◆ Texto del ejercicio
La conmoción pública y la presión de las organizaciones proteccionistas surtieron efecto. La Fiscalía ordenó suspender este jueves la devolución de Lolo, el perro que quedó en el centro de la escena judicial tras una denuncia de abuso por parte de un menor no punible.
La decisión fue tomada por la fiscal María Eugenia Caratozzolo, quien dejó sin efecto —por el momento— la entrega del animal a la mujer que se había presentado como su dueña a través de un abogado patrocinante. De esta manera, Lolo continuará bajo estricto resguardo mientras avanza la investigación judicial y se ejecutan nuevas medidas solicitadas por el Ministerio Público de la Acusación (MPA).
Desde el MPA indicaron que se solicitó ampliar el informe ambiental y de contexto del domicilio donde se pretendía restituir al animal. Quienes impulsaron el pedido de devolución aseguraron que el menor señalado en el hecho ya no reside en esa vivienda, un punto clave que las autoridades judiciales buscarán corroborar de forma exhaustiva antes de tomar una decisión definitiva.
Para la mañana de este viernes estaba prevista una fuerte movilización de organizaciones proteccionistas y vecinos frente a las dependencias judiciales, manifestando un rechazo absoluto a que Lolo regresara al entorno vinculado al caso.
En paralelo, desde el Instituto Municipal de Salud Animal (Imusa) llevaron tranquilidad sobre el estado actual del can. Profesionales veterinarios examinaron a Lolo y confirmaron que se encuentra en buen estado de salud.
La noticia de la suspensión de la entrega fue recibida con alivio por los grupos de protección animal, quienes venían exigiendo que el perro permanezca bajo cuidado del Estado y monitoreo constante hasta que la situación se esclarezca por completo y se garantice su total seguridad.

(Datos de análisis de diseño de documentos)
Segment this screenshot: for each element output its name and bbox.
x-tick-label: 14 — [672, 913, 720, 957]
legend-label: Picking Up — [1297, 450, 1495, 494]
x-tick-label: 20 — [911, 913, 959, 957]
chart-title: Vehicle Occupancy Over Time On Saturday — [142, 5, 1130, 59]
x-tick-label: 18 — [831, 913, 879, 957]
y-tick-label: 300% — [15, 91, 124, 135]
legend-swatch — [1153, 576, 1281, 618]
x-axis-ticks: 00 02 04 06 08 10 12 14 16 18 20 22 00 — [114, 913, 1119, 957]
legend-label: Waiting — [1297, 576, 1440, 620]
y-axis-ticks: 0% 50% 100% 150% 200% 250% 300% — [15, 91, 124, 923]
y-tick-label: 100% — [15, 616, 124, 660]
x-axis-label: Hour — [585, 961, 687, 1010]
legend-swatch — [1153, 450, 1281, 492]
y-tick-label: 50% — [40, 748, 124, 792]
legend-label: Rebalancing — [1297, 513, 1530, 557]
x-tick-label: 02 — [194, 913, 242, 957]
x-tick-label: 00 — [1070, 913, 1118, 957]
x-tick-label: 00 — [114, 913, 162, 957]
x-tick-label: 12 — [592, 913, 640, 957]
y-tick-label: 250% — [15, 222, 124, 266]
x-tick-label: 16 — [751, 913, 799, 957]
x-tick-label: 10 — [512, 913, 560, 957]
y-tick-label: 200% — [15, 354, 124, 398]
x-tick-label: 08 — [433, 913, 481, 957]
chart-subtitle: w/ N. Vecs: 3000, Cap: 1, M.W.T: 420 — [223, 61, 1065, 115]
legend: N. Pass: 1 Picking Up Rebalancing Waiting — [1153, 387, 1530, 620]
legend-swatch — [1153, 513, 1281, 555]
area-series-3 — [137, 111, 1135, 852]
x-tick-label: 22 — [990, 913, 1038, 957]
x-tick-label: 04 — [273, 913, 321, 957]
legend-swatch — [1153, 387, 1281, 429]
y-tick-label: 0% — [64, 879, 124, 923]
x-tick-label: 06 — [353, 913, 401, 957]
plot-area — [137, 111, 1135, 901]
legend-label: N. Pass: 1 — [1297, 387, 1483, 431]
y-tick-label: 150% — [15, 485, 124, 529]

◆ Consigna de trabajo 1
Según el texto sobre Lolo, ¿qué fiscal tomó la decisión de suspender su devolución?
◆ Consigna de trabajo 2
Reproduce sin cambios el fragmento del texto sobre Lolo que comienza en las palabras "La decisión fue" y termina después de "la Acusación (MPA).".
Los datos no tienen relación con el texto.

◆ Solución del ejercicio 1
La fiscal María Eugenia Caratozzolo.

◆ Solución del ejercicio 2
La decisión fue tomada por la fiscal María Eugenia Caratozzolo, quien dejó sin efecto —por el momento— la entrega del animal a la mujer que se había presentado como su dueña a través de un abogado patrocinante. De esta manera, Lolo continuará bajo estricto resguardo mientras avanza la investigación judicial y se ejecutan nuevas medidas solicitadas por el Ministerio Público de la Acusación (MPA).